# start of Dataset records

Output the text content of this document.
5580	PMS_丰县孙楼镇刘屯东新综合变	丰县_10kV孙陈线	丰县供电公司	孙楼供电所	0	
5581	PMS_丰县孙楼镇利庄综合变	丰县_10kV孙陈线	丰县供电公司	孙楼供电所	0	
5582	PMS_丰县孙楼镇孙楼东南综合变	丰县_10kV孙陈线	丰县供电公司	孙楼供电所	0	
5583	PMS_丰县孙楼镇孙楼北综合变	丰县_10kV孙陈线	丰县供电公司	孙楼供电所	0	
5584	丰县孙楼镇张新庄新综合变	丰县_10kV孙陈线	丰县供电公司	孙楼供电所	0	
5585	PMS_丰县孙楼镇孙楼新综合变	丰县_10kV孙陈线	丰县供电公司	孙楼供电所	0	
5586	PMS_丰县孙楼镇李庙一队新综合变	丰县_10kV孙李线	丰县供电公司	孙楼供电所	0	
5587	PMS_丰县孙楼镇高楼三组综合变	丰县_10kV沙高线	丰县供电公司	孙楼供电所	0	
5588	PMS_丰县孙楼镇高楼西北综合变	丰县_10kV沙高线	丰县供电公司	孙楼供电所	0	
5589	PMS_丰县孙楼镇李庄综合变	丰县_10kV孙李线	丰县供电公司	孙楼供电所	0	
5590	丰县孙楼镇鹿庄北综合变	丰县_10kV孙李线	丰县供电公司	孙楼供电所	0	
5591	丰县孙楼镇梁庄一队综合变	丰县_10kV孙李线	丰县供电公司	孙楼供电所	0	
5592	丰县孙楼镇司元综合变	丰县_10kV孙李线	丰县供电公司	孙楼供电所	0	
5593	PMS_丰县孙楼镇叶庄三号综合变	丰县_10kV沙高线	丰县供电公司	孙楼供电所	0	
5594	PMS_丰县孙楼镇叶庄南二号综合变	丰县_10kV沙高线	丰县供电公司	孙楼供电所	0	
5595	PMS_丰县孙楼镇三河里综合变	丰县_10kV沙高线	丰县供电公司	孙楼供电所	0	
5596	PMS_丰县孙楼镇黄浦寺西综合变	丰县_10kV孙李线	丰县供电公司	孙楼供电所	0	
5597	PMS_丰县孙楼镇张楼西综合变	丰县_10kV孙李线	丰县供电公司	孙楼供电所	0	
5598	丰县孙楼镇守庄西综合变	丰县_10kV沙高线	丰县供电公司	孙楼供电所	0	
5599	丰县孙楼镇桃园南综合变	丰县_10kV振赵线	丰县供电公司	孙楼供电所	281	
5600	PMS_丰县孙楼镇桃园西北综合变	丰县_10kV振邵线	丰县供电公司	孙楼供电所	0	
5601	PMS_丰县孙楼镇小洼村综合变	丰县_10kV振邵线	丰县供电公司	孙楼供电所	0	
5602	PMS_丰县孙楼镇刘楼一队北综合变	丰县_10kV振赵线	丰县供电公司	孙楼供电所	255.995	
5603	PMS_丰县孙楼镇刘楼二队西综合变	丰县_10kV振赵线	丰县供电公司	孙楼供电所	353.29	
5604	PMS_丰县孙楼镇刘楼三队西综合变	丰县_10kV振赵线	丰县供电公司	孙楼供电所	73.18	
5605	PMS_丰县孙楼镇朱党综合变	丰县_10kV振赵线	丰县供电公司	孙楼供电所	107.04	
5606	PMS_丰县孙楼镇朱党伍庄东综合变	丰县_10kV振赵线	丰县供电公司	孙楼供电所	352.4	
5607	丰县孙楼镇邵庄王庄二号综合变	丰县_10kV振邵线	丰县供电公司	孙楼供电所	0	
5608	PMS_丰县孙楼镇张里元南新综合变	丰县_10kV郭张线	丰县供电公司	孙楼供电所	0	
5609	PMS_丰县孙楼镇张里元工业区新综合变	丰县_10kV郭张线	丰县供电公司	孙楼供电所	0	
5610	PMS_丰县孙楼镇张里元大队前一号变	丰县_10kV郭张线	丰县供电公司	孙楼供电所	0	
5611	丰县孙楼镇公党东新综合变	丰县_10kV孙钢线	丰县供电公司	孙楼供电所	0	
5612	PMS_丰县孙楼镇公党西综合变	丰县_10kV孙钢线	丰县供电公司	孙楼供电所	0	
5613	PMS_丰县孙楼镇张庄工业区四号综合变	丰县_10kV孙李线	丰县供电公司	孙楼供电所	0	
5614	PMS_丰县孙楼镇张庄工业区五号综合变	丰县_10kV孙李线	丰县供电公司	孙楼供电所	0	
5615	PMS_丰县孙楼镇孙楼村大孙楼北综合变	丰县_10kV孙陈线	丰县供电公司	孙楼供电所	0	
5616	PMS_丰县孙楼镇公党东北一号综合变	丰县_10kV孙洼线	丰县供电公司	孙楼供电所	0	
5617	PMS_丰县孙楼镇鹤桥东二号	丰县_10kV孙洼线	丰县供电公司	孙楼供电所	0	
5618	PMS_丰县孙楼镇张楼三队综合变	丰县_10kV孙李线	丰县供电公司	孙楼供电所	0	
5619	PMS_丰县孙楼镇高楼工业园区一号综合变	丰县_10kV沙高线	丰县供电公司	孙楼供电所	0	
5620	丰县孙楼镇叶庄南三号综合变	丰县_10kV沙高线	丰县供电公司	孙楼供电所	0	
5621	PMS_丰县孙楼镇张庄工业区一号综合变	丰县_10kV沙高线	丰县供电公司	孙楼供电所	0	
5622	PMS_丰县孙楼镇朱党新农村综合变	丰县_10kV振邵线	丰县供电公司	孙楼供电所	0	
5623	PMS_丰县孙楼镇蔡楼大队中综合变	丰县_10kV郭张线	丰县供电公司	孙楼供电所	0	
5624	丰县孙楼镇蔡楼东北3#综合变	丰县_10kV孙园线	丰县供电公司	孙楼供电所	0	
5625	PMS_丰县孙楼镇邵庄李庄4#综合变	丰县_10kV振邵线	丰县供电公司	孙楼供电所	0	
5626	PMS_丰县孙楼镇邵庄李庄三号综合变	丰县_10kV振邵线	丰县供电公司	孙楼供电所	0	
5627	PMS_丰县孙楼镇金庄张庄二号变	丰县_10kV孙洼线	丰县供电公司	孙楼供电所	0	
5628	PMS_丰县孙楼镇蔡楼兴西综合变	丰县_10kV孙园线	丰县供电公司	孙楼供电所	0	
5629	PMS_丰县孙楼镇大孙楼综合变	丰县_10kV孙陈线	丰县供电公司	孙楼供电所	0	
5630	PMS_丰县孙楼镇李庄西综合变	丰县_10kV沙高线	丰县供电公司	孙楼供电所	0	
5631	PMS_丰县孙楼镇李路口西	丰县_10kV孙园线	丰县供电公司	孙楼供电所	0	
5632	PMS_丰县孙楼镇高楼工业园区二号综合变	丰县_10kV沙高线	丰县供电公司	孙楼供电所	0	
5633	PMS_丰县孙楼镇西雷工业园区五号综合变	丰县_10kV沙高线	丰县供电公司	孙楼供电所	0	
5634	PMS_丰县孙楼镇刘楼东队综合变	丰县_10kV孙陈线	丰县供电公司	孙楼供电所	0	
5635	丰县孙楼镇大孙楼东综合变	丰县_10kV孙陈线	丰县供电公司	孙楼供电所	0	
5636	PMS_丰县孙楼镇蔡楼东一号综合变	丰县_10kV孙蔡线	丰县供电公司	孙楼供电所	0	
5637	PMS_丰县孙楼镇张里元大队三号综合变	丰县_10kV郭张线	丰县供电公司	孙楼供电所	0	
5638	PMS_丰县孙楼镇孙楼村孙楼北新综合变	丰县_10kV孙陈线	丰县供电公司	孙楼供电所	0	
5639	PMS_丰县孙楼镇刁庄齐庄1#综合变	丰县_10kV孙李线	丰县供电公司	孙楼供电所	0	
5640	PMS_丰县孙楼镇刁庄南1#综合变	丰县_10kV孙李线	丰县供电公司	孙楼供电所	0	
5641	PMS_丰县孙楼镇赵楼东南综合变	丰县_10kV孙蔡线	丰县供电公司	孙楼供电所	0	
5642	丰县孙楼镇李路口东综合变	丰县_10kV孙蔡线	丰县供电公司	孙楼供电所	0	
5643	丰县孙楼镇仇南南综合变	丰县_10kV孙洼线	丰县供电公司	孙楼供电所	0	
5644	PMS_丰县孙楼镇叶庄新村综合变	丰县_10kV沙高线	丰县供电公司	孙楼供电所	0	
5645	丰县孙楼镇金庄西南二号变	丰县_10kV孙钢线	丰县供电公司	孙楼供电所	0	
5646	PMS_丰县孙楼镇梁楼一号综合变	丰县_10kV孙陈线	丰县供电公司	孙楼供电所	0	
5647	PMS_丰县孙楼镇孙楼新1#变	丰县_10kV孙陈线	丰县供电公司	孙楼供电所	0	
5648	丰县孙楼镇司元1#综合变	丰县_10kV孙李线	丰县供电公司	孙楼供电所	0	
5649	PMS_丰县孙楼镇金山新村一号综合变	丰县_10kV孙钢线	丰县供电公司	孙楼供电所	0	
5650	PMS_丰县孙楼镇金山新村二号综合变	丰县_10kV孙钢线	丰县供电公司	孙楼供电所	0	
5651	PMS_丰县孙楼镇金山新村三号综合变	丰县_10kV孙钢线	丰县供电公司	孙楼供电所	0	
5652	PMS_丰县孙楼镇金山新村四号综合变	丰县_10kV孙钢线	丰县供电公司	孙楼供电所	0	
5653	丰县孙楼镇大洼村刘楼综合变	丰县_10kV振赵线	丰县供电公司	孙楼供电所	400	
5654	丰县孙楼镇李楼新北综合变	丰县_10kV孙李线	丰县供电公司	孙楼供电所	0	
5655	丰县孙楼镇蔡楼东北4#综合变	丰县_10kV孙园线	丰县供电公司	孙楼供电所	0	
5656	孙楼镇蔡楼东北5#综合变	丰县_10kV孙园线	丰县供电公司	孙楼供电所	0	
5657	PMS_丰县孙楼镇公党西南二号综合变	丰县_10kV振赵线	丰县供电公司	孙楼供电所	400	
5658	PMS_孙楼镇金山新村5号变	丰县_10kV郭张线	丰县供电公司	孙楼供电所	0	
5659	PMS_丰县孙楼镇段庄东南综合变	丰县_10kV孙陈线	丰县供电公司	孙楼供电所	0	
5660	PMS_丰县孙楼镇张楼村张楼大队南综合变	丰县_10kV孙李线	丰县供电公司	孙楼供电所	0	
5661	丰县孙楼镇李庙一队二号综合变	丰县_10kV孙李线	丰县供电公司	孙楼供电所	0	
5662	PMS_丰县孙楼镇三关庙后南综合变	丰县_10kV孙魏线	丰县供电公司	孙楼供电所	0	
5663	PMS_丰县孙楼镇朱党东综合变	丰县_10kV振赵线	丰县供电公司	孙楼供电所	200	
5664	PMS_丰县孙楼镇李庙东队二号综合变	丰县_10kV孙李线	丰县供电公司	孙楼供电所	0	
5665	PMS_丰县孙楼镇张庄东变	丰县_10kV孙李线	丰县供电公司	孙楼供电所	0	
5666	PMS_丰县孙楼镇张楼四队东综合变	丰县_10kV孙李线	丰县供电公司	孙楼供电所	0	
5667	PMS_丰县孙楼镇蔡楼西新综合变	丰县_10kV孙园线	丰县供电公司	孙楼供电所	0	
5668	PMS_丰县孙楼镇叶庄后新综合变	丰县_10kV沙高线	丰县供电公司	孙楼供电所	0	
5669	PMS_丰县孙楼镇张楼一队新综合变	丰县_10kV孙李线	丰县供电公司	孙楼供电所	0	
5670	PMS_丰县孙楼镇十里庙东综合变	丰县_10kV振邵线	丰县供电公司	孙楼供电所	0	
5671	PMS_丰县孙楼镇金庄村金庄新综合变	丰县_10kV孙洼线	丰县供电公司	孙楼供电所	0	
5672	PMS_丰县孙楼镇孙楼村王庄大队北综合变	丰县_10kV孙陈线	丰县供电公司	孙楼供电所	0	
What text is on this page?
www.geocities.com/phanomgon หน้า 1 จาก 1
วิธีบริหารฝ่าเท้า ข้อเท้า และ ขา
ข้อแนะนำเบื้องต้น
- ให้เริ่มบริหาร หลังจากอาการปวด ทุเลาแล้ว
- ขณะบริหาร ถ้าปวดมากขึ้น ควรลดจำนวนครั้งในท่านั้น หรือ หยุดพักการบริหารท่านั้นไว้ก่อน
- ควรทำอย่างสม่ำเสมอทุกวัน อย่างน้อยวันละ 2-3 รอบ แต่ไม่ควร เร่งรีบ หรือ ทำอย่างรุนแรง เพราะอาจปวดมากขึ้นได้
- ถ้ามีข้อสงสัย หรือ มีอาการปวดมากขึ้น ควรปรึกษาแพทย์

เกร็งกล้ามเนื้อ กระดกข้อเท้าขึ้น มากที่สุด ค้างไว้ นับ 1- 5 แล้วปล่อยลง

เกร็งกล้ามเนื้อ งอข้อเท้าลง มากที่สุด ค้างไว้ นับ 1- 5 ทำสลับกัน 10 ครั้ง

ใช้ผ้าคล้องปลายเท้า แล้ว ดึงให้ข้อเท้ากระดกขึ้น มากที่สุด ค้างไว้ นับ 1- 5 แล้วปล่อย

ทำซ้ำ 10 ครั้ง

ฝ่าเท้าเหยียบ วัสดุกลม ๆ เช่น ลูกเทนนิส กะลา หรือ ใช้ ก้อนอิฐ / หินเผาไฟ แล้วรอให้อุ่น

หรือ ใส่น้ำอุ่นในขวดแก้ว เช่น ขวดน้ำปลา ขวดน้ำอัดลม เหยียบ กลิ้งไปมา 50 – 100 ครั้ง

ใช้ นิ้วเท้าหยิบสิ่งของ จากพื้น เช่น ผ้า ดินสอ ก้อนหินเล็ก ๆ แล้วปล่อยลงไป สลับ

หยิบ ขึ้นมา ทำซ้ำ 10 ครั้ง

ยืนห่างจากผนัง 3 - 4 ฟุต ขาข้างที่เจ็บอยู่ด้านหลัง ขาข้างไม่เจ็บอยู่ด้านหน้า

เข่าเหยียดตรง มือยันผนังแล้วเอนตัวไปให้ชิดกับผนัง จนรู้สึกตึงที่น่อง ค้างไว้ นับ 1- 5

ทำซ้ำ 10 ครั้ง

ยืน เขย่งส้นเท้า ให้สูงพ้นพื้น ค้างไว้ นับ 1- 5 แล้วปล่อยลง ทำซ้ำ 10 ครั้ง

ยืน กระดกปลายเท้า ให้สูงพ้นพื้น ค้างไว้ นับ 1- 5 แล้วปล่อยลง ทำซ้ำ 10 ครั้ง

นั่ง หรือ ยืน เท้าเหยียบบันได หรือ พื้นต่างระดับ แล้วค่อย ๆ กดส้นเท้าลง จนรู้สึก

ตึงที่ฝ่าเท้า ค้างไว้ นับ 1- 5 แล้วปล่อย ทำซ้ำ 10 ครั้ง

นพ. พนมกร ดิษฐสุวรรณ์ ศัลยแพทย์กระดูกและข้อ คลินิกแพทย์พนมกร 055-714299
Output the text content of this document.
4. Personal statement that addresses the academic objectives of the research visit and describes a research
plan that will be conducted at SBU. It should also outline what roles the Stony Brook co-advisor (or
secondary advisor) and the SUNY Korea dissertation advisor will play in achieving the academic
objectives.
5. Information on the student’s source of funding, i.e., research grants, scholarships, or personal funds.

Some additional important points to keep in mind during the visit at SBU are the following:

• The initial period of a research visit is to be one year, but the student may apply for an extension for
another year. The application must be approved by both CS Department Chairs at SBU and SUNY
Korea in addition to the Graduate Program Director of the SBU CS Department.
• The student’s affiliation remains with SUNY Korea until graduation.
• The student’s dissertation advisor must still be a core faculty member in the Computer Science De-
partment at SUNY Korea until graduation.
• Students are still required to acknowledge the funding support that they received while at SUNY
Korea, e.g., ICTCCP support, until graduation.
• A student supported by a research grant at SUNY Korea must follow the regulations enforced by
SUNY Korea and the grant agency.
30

# end of Dataset records

# Exercise
Which lines include the word "research"? Copy every one of them.

# Correct response
4. Personal statement that addresses the academic objectives of the research visit and describes a research
5. Information on the student’s source of funding, i.e., research grants, scholarships, or personal funds.
• The initial period of a research visit is to be one year, but the student may apply for an extension for
• A student supported by a research grant at SUNY Korea must follow the regulations enforced by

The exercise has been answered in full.